[START MATERIAL FOR THE TASK]
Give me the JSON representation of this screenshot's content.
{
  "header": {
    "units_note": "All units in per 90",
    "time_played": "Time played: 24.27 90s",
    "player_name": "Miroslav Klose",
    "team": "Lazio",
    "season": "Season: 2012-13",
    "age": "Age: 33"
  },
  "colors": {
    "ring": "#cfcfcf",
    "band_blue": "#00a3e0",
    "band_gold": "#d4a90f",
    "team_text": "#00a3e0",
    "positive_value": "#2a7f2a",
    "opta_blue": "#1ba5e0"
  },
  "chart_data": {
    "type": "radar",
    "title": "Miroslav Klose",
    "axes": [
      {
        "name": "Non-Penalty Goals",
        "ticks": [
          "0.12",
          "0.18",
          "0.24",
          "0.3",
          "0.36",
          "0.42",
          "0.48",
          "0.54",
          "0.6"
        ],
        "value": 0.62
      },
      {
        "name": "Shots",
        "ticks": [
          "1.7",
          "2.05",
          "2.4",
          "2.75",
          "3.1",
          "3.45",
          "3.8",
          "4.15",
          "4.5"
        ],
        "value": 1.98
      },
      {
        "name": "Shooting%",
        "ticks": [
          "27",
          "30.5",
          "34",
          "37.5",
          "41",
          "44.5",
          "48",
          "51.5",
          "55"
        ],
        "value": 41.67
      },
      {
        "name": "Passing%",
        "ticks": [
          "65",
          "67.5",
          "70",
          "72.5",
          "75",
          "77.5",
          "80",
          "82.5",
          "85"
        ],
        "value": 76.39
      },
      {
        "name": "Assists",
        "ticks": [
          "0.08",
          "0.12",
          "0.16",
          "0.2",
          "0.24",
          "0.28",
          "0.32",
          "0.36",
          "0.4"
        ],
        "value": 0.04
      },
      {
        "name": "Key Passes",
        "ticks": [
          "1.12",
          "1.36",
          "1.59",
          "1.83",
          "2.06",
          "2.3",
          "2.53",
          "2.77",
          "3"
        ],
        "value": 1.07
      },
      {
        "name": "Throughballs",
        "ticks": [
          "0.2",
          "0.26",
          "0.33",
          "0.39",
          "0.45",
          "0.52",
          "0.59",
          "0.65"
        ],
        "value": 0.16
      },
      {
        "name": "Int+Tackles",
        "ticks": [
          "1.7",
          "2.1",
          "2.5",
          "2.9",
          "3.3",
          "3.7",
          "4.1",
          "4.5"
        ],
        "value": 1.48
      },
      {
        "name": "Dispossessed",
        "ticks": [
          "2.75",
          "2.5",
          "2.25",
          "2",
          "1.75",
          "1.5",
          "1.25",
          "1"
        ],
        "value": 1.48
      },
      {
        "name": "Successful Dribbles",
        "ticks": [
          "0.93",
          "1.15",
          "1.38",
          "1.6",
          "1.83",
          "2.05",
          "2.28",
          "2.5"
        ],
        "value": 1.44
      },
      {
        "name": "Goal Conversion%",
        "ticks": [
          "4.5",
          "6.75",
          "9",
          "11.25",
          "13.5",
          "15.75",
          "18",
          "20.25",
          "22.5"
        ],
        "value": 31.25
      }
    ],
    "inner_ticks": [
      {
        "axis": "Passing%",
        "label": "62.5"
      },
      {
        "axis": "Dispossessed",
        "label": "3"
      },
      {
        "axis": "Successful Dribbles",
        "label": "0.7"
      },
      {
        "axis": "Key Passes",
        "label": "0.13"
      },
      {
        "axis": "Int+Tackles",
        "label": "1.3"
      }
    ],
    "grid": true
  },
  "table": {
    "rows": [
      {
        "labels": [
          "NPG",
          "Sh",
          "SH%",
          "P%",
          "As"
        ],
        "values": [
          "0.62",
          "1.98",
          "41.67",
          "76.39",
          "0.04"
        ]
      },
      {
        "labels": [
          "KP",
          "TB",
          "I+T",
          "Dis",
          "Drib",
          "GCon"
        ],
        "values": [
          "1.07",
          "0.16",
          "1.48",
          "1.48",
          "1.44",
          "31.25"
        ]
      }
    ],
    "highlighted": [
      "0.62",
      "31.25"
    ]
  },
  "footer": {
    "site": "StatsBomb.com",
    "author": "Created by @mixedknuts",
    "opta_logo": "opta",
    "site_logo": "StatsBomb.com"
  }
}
[END MATERIAL FOR THE TASK]
### GIVEN REQUEST
Exactly how many lines of the listing above contain the string "Successful"? Give no more than the number.

### FULL OUTPUT
2